──────── Excerto fornecido

Pelo sim pelo não, as figuras de destaque dentro do partido vão dando sinais de que estão disponíveis para a liderança no futuro. O ministro das Finanças, Rishi Sunak, é um deles. A ministra dos Negócios Estrangeiros, Liz Truss, é outra — como comprova a fotografia de Natal que partilhou com ar “presidenciável”, como apontaram muitos comentadores. Truss foi precisamente a escolhida por Boris Johnson para substituir David Frost nas negociações com a União Europeia sobre a Irlanda do Norte, o que alguns dentro do partido encararam como um presente envenenado.
Wishing everyone in the UK and around the world a merry Christmas ???????? ???? pic.twitter.com/xPmsm2t7JH
— Liz Truss (@trussliz) December 15, 2021
Truss agrada à ala mais libertária do Partido Conservador pelas suas posições a favor de impostos mais baixos e menor intervenção estatal, mas foi contra o Brexit, o que cria anticorpos junto de algumas fações do partido. Não por acaso, o Telegraph deu conta de que no Clean Global Brexit — o infame grupo de WhatsApp onde se criticou Boris abertamente — a sua nomeação foi vista com alguma preocupação. “Vai ser um desafio, para usar um eufemismo”, comentou ao mesmo jornal Mark François, um dos Brexiteers mais destacados da bancada conservadora nos Comuns.
Certo é que as próximas semanas serão decisivas para perceber como Truss se vai posicionar. “Tudo depende do que ela considera melhor para as suas ambições: escolher um caminho de conciliação ou confrontação”, afirma Tim Bale. “Eu apostaria na segunda hipótese, mas só nas próximas semanas saberemos.”
“Não há nenhuma escolha óbvia no partido”, aponta Andrew Gimson, que considera que o mais certo é Boris Johnson aguentar-se na liderança apesar dos ventos que sopram a seu desfavor. “A maioria dos conservadores sabem que seria uma loucura tentar substitui-lo agora. E ele é resiliente.” Apesar do momento desastroso, Bale também considera que, para já, Boris pode suspirar de alívio: “A não ser que as investigações às festas de Natal descubram algo grave, como ele ter mentido ao Parlamento, creio que os deputados conservadores vão esperar para ver se as coisas melhoram no Ano Novo.”

────────────────
──────── Informação fornecida

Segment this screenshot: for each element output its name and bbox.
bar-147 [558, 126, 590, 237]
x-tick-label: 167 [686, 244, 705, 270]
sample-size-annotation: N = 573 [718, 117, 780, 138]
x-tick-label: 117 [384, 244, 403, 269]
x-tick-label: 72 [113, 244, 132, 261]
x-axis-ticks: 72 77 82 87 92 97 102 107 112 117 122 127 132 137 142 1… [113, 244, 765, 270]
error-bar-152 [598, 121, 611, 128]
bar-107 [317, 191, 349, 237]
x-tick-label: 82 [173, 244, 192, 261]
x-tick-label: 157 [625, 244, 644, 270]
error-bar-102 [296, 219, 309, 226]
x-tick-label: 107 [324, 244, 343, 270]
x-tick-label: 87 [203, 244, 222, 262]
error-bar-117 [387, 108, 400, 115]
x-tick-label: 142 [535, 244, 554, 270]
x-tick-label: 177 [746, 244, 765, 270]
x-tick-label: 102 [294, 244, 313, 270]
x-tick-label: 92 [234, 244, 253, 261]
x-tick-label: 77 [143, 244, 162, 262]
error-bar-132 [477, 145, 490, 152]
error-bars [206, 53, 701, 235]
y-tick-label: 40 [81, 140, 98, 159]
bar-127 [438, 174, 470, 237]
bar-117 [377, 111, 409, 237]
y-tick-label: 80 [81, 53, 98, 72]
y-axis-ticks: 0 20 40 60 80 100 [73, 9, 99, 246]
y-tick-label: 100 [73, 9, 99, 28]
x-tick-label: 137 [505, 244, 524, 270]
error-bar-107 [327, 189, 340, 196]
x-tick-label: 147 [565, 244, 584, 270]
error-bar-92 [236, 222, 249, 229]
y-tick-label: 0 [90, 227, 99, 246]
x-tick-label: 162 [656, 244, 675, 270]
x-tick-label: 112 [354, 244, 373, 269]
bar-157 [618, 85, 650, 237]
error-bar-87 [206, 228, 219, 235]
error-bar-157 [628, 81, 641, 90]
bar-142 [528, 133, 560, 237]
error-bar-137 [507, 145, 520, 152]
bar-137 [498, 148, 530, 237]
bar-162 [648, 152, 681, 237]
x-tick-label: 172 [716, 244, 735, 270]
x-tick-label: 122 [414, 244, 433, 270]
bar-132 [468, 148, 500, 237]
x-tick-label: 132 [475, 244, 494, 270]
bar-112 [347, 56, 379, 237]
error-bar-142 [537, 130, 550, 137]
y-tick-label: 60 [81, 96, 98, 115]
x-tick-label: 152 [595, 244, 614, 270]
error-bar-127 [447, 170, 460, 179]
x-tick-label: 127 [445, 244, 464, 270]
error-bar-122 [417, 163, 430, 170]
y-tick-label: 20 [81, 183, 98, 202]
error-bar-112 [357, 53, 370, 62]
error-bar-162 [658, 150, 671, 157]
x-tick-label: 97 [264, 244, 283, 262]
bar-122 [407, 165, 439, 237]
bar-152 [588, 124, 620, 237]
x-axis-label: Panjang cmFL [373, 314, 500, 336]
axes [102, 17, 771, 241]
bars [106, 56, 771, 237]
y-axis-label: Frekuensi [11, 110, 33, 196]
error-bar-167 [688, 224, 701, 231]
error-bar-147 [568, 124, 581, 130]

────────────────

> **Pedido de trabalho A**
Segundo o excerto fornecido, quem foi escolhido por Boris Johnson para substituir David Frost nas negociações com a União Europeia sobre a Irlanda do Norte?
> **Pedido de trabalho B**
Retranscreva do excerto fornecido, sem qualquer alteração, o trecho desde "Wishing everyone in" até "conservadora nos Comuns.", inclusive.
Utilize somente o excerto como fonte.

> **Resultado esperado A**
A ministra dos Negócios Estrangeiros, Liz Truss.

> **Resultado esperado B**
Wishing everyone in the UK and around the world a merry Christmas ???????? ???? pic.twitter.com/xPmsm2t7JH
— Liz Truss (@trussliz) December 15, 2021
Truss agrada à ala mais libertária do Partido Conservador pelas suas posições a favor de impostos mais baixos e menor intervenção estatal, mas foi contra o Brexit, o que cria anticorpos junto de algumas fações do partido. Não por acaso, o Telegraph deu conta de que no Clean Global Brexit — o infame grupo de WhatsApp onde se criticou Boris abertamente — a sua nomeação foi vista com alguma preocupação. “Vai ser um desafio, para usar um eufemismo”, comentou ao mesmo jornal Mark François, um dos Brexiteers mais destacados da bancada conservadora nos Comuns.